--- Start of DATA SHOWN ---

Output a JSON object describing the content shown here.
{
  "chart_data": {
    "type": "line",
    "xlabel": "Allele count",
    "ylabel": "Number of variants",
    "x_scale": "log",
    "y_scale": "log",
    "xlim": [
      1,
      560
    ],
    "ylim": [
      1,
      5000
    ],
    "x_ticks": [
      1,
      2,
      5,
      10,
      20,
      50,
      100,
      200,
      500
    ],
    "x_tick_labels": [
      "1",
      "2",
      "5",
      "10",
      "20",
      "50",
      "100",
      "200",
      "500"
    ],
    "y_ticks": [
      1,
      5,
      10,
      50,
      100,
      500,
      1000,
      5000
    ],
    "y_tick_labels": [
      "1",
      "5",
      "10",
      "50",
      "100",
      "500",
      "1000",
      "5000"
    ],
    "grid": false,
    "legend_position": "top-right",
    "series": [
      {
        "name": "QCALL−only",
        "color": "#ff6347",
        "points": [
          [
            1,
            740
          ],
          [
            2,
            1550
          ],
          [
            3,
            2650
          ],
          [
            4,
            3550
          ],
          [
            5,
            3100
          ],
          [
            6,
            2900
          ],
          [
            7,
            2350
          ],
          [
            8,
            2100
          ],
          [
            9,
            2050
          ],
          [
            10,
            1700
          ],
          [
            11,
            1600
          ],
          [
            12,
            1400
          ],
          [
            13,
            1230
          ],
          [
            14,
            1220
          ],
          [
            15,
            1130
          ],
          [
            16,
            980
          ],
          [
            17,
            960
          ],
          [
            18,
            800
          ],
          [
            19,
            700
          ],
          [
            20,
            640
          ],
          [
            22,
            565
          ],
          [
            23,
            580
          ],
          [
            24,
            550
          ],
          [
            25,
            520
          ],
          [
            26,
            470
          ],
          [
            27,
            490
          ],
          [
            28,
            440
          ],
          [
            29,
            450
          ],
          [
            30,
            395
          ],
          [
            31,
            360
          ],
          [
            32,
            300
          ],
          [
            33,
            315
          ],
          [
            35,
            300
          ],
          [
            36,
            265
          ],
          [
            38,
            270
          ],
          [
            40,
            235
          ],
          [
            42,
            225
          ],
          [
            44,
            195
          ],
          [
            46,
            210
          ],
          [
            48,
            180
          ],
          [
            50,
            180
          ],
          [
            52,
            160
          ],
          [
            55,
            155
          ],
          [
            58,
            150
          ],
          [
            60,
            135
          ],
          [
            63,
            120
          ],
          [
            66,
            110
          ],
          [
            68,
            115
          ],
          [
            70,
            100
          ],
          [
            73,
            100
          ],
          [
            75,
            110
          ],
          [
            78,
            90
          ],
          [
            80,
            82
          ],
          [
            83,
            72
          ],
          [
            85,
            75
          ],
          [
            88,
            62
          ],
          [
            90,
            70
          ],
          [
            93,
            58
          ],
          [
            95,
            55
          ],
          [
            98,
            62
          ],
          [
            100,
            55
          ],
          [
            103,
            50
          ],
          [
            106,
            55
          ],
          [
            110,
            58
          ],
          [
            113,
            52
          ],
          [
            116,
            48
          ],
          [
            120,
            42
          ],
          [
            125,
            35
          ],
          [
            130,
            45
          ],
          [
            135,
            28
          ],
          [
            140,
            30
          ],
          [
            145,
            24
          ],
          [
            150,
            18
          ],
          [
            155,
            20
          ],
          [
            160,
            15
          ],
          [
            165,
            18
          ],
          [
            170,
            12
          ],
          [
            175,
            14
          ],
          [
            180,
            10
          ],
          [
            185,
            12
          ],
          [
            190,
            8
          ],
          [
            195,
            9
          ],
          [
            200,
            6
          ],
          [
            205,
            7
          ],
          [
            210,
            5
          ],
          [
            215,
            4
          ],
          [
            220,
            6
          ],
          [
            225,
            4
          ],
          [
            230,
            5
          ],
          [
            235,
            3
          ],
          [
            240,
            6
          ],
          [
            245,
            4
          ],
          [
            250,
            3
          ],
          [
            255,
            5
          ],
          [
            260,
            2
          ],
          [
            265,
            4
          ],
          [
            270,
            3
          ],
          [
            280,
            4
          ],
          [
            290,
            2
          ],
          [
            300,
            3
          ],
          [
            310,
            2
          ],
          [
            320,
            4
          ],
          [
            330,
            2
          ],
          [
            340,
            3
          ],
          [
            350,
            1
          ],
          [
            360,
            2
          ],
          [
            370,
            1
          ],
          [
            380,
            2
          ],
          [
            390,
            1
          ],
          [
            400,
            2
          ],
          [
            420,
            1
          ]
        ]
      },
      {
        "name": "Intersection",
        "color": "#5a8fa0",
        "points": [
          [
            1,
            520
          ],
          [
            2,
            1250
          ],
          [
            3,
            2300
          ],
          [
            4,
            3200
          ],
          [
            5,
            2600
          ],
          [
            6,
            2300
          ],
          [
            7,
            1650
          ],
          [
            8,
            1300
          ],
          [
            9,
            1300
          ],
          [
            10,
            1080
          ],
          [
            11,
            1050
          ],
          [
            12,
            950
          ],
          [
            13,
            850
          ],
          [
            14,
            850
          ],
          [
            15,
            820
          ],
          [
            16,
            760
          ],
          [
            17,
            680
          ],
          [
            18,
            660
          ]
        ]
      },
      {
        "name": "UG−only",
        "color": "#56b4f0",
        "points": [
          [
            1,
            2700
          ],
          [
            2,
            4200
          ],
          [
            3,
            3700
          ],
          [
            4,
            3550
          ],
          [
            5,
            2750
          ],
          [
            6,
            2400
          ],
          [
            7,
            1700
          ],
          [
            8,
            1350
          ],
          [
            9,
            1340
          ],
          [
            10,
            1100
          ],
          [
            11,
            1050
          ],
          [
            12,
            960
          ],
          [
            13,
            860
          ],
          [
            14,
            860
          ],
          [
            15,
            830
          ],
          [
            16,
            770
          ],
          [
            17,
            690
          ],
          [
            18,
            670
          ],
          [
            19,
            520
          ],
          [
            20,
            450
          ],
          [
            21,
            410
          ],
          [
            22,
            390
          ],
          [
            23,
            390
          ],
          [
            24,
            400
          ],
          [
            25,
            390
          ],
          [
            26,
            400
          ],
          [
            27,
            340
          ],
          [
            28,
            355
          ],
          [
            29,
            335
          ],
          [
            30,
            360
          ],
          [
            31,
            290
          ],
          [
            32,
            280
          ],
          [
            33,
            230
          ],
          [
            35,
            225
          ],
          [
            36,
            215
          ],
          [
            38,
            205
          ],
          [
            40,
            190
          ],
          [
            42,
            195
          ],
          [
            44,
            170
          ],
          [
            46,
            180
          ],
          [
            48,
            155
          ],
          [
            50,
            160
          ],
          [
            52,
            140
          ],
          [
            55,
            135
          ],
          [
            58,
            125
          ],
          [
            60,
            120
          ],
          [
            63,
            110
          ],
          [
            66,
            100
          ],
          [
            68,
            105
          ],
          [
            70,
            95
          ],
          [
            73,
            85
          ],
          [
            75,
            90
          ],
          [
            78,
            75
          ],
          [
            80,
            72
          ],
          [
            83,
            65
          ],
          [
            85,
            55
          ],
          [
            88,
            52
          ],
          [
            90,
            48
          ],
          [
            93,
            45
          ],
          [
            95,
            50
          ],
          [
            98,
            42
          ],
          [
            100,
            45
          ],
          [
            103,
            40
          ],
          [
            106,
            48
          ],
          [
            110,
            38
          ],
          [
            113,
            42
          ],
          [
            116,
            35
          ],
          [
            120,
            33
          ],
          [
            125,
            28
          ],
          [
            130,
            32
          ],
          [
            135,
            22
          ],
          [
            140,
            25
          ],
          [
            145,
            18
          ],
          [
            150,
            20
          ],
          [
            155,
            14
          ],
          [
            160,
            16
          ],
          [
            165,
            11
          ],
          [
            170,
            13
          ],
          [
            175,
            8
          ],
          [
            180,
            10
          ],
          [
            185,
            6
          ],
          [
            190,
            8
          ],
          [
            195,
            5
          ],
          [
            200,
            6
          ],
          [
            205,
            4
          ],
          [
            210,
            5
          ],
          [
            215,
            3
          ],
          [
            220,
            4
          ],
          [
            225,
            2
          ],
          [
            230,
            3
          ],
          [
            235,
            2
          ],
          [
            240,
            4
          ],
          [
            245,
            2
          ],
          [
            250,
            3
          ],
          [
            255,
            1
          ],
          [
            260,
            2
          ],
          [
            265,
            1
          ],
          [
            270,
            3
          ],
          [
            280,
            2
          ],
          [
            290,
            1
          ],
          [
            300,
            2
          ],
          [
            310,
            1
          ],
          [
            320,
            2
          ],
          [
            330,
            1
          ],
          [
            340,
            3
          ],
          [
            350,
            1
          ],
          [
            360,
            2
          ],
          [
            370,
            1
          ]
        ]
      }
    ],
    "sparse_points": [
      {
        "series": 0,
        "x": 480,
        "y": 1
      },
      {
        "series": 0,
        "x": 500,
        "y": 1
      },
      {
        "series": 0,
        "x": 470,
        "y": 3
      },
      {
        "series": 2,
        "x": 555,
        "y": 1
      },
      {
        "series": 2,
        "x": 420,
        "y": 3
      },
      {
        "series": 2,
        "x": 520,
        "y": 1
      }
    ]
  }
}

--- End of DATA SHOWN ---

• _WHAT NEEDS TO BE DONE_: Work through the records line by line and tally those with the word "name". Report only the total.

• _THE ANSWER_: 3